Written request:
Find the lines holding "National" and copy them.

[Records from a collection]
──────────────────────────────
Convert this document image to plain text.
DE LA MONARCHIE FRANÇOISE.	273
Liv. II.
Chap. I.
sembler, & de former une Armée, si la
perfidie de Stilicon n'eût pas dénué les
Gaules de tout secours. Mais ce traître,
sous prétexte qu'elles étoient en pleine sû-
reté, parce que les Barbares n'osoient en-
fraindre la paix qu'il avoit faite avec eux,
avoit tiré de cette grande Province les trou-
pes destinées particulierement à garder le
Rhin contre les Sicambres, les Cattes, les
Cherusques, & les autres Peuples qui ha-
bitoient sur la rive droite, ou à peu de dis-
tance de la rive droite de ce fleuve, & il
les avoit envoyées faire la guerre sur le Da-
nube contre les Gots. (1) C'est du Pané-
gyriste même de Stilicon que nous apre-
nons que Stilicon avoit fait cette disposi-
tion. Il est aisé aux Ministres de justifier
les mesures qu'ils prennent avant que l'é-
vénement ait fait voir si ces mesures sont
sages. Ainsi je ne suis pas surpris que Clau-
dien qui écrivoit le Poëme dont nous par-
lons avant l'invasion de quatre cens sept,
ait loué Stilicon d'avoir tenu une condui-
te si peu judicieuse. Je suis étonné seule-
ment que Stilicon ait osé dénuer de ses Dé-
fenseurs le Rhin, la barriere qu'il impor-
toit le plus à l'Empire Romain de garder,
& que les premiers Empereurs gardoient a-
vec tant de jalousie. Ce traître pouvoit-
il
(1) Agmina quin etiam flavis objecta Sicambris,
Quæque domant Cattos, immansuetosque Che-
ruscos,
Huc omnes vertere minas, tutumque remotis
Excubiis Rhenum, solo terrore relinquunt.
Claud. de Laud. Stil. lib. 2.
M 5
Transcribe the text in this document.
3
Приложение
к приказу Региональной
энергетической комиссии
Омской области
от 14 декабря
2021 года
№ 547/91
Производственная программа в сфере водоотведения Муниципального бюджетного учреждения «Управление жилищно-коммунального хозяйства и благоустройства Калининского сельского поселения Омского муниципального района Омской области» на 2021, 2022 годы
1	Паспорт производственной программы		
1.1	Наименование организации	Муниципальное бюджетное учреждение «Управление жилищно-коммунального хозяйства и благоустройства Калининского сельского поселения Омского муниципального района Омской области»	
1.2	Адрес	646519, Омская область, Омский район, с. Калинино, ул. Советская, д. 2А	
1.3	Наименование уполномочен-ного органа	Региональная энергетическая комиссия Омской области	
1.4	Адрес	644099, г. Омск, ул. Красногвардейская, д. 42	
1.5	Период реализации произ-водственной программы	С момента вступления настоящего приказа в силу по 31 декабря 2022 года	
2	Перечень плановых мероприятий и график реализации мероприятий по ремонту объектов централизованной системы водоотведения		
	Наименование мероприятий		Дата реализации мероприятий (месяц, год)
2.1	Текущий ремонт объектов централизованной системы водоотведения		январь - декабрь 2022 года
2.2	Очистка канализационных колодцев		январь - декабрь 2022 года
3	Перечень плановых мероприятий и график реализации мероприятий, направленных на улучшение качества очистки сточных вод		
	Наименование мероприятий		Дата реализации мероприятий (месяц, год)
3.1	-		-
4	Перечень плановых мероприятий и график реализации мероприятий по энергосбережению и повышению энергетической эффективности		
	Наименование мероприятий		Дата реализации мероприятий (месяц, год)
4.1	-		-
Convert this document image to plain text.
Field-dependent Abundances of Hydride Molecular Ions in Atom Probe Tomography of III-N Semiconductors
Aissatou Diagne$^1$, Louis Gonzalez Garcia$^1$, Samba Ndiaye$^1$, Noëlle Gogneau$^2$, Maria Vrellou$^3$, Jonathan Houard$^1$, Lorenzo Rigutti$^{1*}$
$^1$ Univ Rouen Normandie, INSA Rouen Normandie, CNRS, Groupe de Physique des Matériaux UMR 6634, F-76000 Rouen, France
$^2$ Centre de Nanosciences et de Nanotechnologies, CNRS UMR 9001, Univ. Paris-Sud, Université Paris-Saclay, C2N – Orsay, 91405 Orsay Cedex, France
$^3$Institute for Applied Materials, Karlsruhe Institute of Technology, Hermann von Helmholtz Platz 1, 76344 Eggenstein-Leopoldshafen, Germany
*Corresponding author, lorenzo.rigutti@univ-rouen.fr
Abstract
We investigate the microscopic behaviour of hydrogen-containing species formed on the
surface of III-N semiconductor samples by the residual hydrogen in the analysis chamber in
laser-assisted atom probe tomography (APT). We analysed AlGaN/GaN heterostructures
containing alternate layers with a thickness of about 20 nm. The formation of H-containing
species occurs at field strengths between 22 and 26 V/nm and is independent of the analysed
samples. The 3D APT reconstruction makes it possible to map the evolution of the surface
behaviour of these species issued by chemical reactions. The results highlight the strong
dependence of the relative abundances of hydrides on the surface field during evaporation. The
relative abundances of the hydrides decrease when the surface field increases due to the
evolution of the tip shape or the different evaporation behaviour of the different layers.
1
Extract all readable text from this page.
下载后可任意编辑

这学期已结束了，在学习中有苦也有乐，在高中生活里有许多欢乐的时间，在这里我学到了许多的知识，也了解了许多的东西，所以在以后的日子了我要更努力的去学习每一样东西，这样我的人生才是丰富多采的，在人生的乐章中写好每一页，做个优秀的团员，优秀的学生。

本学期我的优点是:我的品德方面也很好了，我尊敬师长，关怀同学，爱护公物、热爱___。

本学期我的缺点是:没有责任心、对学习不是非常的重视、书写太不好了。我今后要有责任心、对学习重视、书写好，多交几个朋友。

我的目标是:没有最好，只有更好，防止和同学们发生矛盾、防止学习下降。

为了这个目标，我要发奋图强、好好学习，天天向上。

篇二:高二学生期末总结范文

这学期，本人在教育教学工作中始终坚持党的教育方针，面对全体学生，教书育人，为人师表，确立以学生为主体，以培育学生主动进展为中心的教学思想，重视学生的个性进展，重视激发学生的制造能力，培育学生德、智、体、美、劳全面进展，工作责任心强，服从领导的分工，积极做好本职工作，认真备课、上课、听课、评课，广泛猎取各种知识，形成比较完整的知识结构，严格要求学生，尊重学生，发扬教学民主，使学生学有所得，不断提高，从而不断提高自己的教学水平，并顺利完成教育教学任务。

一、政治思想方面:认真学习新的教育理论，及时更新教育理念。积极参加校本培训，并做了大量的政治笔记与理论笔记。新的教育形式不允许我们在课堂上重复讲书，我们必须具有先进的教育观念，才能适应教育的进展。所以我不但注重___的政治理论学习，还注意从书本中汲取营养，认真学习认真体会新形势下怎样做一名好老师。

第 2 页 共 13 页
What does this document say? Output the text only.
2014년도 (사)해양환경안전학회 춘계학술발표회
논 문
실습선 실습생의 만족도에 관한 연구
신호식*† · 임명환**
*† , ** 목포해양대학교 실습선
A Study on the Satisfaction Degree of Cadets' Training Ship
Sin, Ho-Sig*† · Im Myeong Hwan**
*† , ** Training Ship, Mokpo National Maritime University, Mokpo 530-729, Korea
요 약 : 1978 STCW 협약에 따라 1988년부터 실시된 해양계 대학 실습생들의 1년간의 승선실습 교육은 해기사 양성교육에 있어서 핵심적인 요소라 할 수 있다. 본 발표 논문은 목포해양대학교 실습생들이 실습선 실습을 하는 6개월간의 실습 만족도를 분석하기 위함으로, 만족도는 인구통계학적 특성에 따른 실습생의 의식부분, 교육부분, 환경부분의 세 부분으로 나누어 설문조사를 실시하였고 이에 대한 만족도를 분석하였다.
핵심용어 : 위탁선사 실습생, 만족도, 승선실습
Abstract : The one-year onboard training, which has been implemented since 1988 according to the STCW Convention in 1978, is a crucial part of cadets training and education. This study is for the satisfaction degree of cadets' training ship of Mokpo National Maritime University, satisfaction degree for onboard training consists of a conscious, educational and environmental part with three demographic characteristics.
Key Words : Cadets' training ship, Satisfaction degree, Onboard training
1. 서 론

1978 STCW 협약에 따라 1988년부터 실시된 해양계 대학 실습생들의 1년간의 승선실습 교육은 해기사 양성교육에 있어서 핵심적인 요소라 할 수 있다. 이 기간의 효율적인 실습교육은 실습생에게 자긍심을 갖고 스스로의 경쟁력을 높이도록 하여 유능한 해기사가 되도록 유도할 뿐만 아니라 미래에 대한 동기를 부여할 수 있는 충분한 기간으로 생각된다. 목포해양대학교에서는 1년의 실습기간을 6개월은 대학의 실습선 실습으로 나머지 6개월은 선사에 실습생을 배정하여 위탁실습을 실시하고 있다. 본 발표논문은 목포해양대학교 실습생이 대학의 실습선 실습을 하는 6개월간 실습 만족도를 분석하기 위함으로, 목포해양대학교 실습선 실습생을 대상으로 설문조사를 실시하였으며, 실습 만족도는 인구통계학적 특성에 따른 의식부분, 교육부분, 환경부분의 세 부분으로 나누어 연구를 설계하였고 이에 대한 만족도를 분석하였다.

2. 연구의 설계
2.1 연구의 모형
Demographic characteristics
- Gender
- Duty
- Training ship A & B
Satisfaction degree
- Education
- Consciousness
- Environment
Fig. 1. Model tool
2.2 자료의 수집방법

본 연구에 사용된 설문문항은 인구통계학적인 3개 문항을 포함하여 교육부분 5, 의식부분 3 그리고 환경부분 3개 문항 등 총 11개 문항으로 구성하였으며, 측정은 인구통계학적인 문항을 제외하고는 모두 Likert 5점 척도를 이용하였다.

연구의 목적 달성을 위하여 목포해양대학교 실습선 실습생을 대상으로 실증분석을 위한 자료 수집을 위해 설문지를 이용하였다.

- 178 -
──────────────────────────────
Finished answer:
*† , ** Training Ship, Mokpo National Maritime University, Mokpo 530-729, Korea
Abstract : The one-year onboard training, which has been implemented since 1988 according to the STCW Convention in 1978, is a crucial part of cadets training and education. This study is for the satisfaction degree of cadets' training ship of Mokpo National Maritime University, satisfaction degree for onboard training consists of a conscious, educational and environmental part with three demographic characteristics.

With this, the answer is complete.